| Objective |
Copy out the entries below precisely; nothing is to be omitted.

[Figure contents as structured data]
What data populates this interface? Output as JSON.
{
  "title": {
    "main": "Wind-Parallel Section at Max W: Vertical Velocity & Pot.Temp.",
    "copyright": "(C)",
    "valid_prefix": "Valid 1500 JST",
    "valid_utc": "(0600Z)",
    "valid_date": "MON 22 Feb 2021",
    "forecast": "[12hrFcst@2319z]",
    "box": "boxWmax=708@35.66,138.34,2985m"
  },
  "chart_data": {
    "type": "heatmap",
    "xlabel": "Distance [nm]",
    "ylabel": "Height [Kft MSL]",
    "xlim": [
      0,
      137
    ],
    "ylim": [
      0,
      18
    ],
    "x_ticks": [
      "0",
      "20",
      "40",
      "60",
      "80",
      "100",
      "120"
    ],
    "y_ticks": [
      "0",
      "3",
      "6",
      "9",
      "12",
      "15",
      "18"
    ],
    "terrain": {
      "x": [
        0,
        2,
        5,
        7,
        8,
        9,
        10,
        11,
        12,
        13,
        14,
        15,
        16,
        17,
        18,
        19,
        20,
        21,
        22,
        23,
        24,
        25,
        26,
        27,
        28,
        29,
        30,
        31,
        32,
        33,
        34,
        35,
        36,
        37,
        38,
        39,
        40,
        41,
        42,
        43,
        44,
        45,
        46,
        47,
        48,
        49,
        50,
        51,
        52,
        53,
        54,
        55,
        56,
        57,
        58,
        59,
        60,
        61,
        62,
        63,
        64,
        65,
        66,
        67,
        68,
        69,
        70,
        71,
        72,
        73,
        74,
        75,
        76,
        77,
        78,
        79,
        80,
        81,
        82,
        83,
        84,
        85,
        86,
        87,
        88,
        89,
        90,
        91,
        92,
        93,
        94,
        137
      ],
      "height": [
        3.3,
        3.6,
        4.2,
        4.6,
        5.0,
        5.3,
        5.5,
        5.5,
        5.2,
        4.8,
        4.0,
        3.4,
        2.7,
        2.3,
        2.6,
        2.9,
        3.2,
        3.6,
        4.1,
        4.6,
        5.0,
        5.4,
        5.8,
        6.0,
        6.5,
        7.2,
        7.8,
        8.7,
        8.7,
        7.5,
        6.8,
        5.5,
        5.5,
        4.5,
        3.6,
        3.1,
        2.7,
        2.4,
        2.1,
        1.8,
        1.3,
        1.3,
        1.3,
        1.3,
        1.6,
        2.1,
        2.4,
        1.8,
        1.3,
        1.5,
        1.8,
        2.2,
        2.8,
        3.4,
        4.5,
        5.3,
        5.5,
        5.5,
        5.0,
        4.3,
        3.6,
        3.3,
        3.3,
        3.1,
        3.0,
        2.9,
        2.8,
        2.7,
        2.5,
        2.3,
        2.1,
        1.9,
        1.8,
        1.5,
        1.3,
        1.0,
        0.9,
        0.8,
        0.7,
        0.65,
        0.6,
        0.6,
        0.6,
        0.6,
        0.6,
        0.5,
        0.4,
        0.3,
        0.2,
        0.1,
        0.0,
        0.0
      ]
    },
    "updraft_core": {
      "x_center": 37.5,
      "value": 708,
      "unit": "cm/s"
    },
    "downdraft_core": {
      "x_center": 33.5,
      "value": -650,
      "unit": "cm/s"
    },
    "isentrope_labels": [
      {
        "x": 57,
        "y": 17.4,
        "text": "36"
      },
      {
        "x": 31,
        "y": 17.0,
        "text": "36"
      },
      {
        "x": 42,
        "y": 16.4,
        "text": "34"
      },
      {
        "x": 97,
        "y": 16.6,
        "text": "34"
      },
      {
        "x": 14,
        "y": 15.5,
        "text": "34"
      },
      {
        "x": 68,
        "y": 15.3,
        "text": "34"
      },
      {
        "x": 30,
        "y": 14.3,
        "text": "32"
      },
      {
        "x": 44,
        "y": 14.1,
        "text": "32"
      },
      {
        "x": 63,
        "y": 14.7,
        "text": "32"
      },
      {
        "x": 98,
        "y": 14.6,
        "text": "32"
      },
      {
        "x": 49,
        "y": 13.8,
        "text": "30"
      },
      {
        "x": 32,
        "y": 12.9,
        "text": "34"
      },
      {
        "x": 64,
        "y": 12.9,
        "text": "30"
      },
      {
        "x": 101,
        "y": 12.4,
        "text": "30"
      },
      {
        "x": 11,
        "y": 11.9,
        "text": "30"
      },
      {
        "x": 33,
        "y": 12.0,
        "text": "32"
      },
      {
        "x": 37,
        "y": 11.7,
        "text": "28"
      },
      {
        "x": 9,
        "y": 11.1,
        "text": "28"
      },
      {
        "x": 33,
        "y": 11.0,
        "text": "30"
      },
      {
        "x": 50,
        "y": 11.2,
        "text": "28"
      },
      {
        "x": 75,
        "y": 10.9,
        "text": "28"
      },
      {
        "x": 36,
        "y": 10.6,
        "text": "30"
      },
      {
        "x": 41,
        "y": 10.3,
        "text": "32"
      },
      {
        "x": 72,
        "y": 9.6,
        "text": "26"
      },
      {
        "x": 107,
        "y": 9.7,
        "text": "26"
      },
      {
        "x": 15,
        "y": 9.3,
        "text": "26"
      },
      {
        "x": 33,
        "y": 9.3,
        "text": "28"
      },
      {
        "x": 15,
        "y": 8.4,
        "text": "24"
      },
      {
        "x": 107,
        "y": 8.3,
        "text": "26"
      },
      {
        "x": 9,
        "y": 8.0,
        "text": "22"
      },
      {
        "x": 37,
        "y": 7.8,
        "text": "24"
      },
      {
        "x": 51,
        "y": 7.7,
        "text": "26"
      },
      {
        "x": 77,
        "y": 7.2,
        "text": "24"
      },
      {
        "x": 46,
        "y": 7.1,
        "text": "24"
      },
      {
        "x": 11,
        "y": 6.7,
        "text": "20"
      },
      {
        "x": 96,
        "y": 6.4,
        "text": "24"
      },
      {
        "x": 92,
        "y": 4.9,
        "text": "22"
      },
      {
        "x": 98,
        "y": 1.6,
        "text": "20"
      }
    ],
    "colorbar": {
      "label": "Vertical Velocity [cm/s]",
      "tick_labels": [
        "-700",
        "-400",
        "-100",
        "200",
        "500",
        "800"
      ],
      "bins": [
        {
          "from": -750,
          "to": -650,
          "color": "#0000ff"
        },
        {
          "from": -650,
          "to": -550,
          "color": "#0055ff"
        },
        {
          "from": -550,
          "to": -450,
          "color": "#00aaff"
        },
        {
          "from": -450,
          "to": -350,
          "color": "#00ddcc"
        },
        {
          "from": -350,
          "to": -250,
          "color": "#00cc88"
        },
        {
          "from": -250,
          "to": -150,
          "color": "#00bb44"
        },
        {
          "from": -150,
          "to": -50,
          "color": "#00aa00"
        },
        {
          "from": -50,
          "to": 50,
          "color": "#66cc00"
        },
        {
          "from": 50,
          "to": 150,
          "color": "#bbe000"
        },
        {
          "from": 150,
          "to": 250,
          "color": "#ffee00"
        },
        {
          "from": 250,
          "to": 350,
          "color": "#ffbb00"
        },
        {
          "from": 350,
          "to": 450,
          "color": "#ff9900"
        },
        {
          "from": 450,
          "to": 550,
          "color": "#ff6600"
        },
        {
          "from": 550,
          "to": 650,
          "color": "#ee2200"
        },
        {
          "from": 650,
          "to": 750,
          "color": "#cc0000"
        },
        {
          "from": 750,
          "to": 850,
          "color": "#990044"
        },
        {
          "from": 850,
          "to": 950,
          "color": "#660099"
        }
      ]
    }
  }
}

| Result of this task |
What data populates this interface? Output as JSON.
{
  "title": {
    "main": "Wind-Parallel Section at Max W: Vertical Velocity & Pot.Temp.",
    "copyright": "(C)",
    "valid_prefix": "Valid 1500 JST",
    "valid_utc": "(0600Z)",
    "valid_date": "MON 22 Feb 2021",
    "forecast": "[12hrFcst@2319z]",
    "box": "boxWmax=708@35.66,138.34,2985m"
  },
  "chart_data": {
    "type": "heatmap",
    "xlabel": "Distance [nm]",
    "ylabel": "Height [Kft MSL]",
    "xlim": [
      0,
      137
    ],
    "ylim": [
      0,
      18
    ],
    "x_ticks": [
      "0",
      "20",
      "40",
      "60",
      "80",
      "100",
      "120"
    ],
    "y_ticks": [
      "0",
      "3",
      "6",
      "9",
      "12",
      "15",
      "18"
    ],
    "terrain": {
      "x": [
        0,
        2,
        5,
        7,
        8,
        9,
        10,
        11,
        12,
        13,
        14,
        15,
        16,
        17,
        18,
        19,
        20,
        21,
        22,
        23,
        24,
        25,
        26,
        27,
        28,
        29,
        30,
        31,
        32,
        33,
        34,
        35,
        36,
        37,
        38,
        39,
        40,
        41,
        42,
        43,
        44,
        45,
        46,
        47,
        48,
        49,
        50,
        51,
        52,
        53,
        54,
        55,
        56,
        57,
        58,
        59,
        60,
        61,
        62,
        63,
        64,
        65,
        66,
        67,
        68,
        69,
        70,
        71,
        72,
        73,
        74,
        75,
        76,
        77,
        78,
        79,
        80,
        81,
        82,
        83,
        84,
        85,
        86,
        87,
        88,
        89,
        90,
        91,
        92,
        93,
        94,
        137
      ],
      "height": [
        3.3,
        3.6,
        4.2,
        4.6,
        5.0,
        5.3,
        5.5,
        5.5,
        5.2,
        4.8,
        4.0,
        3.4,
        2.7,
        2.3,
        2.6,
        2.9,
        3.2,
        3.6,
        4.1,
        4.6,
        5.0,
        5.4,
        5.8,
        6.0,
        6.5,
        7.2,
        7.8,
        8.7,
        8.7,
        7.5,
        6.8,
        5.5,
        5.5,
        4.5,
        3.6,
        3.1,
        2.7,
        2.4,
        2.1,
        1.8,
        1.3,
        1.3,
        1.3,
        1.3,
        1.6,
        2.1,
        2.4,
        1.8,
        1.3,
        1.5,
        1.8,
        2.2,
        2.8,
        3.4,
        4.5,
        5.3,
        5.5,
        5.5,
        5.0,
        4.3,
        3.6,
        3.3,
        3.3,
        3.1,
        3.0,
        2.9,
        2.8,
        2.7,
        2.5,
        2.3,
        2.1,
        1.9,
        1.8,
        1.5,
        1.3,
        1.0,
        0.9,
        0.8,
        0.7,
        0.65,
        0.6,
        0.6,
        0.6,
        0.6,
        0.6,
        0.5,
        0.4,
        0.3,
        0.2,
        0.1,
        0.0,
        0.0
      ]
    },
    "updraft_core": {
      "x_center": 37.5,
      "value": 708,
      "unit": "cm/s"
    },
    "downdraft_core": {
      "x_center": 33.5,
      "value": -650,
      "unit": "cm/s"
    },
    "isentrope_labels": [
      {
        "x": 57,
        "y": 17.4,
        "text": "36"
      },
      {
        "x": 31,
        "y": 17.0,
        "text": "36"
      },
      {
        "x": 42,
        "y": 16.4,
        "text": "34"
      },
      {
        "x": 97,
        "y": 16.6,
        "text": "34"
      },
      {
        "x": 14,
        "y": 15.5,
        "text": "34"
      },
      {
        "x": 68,
        "y": 15.3,
        "text": "34"
      },
      {
        "x": 30,
        "y": 14.3,
        "text": "32"
      },
      {
        "x": 44,
        "y": 14.1,
        "text": "32"
      },
      {
        "x": 63,
        "y": 14.7,
        "text": "32"
      },
      {
        "x": 98,
        "y": 14.6,
        "text": "32"
      },
      {
        "x": 49,
        "y": 13.8,
        "text": "30"
      },
      {
        "x": 32,
        "y": 12.9,
        "text": "34"
      },
      {
        "x": 64,
        "y": 12.9,
        "text": "30"
      },
      {
        "x": 101,
        "y": 12.4,
        "text": "30"
      },
      {
        "x": 11,
        "y": 11.9,
        "text": "30"
      },
      {
        "x": 33,
        "y": 12.0,
        "text": "32"
      },
      {
        "x": 37,
        "y": 11.7,
        "text": "28"
      },
      {
        "x": 9,
        "y": 11.1,
        "text": "28"
      },
      {
        "x": 33,
        "y": 11.0,
        "text": "30"
      },
      {
        "x": 50,
        "y": 11.2,
        "text": "28"
      },
      {
        "x": 75,
        "y": 10.9,
        "text": "28"
      },
      {
        "x": 36,
        "y": 10.6,
        "text": "30"
      },
      {
        "x": 41,
        "y": 10.3,
        "text": "32"
      },
      {
        "x": 72,
        "y": 9.6,
        "text": "26"
      },
      {
        "x": 107,
        "y": 9.7,
        "text": "26"
      },
      {
        "x": 15,
        "y": 9.3,
        "text": "26"
      },
      {
        "x": 33,
        "y": 9.3,
        "text": "28"
      },
      {
        "x": 15,
        "y": 8.4,
        "text": "24"
      },
      {
        "x": 107,
        "y": 8.3,
        "text": "26"
      },
      {
        "x": 9,
        "y": 8.0,
        "text": "22"
      },
      {
        "x": 37,
        "y": 7.8,
        "text": "24"
      },
      {
        "x": 51,
        "y": 7.7,
        "text": "26"
      },
      {
        "x": 77,
        "y": 7.2,
        "text": "24"
      },
      {
        "x": 46,
        "y": 7.1,
        "text": "24"
      },
      {
        "x": 11,
        "y": 6.7,
        "text": "20"
      },
      {
        "x": 96,
        "y": 6.4,
        "text": "24"
      },
      {
        "x": 92,
        "y": 4.9,
        "text": "22"
      },
      {
        "x": 98,
        "y": 1.6,
        "text": "20"
      }
    ],
    "colorbar": {
      "label": "Vertical Velocity [cm/s]",
      "tick_labels": [
        "-700",
        "-400",
        "-100",
        "200",
        "500",
        "800"
      ],
      "bins": [
        {
          "from": -750,
          "to": -650,
          "color": "#0000ff"
        },
        {
          "from": -650,
          "to": -550,
          "color": "#0055ff"
        },
        {
          "from": -550,
          "to": -450,
          "color": "#00aaff"
        },
        {
          "from": -450,
          "to": -350,
          "color": "#00ddcc"
        },
        {
          "from": -350,
          "to": -250,
          "color": "#00cc88"
        },
        {
          "from": -250,
          "to": -150,
          "color": "#00bb44"
        },
        {
          "from": -150,
          "to": -50,
          "color": "#00aa00"
        },
        {
          "from": -50,
          "to": 50,
          "color": "#66cc00"
        },
        {
          "from": 50,
          "to": 150,
          "color": "#bbe000"
        },
        {
          "from": 150,
          "to": 250,
          "color": "#ffee00"
        },
        {
          "from": 250,
          "to": 350,
          "color": "#ffbb00"
        },
        {
          "from": 350,
          "to": 450,
          "color": "#ff9900"
        },
        {
          "from": 450,
          "to": 550,
          "color": "#ff6600"
        },
        {
          "from": 550,
          "to": 650,
          "color": "#ee2200"
        },
        {
          "from": 650,
          "to": 750,
          "color": "#cc0000"
        },
        {
          "from": 750,
          "to": 850,
          "color": "#990044"
        },
        {
          "from": 850,
          "to": 950,
          "color": "#660099"
        }
      ]
    }
  }
}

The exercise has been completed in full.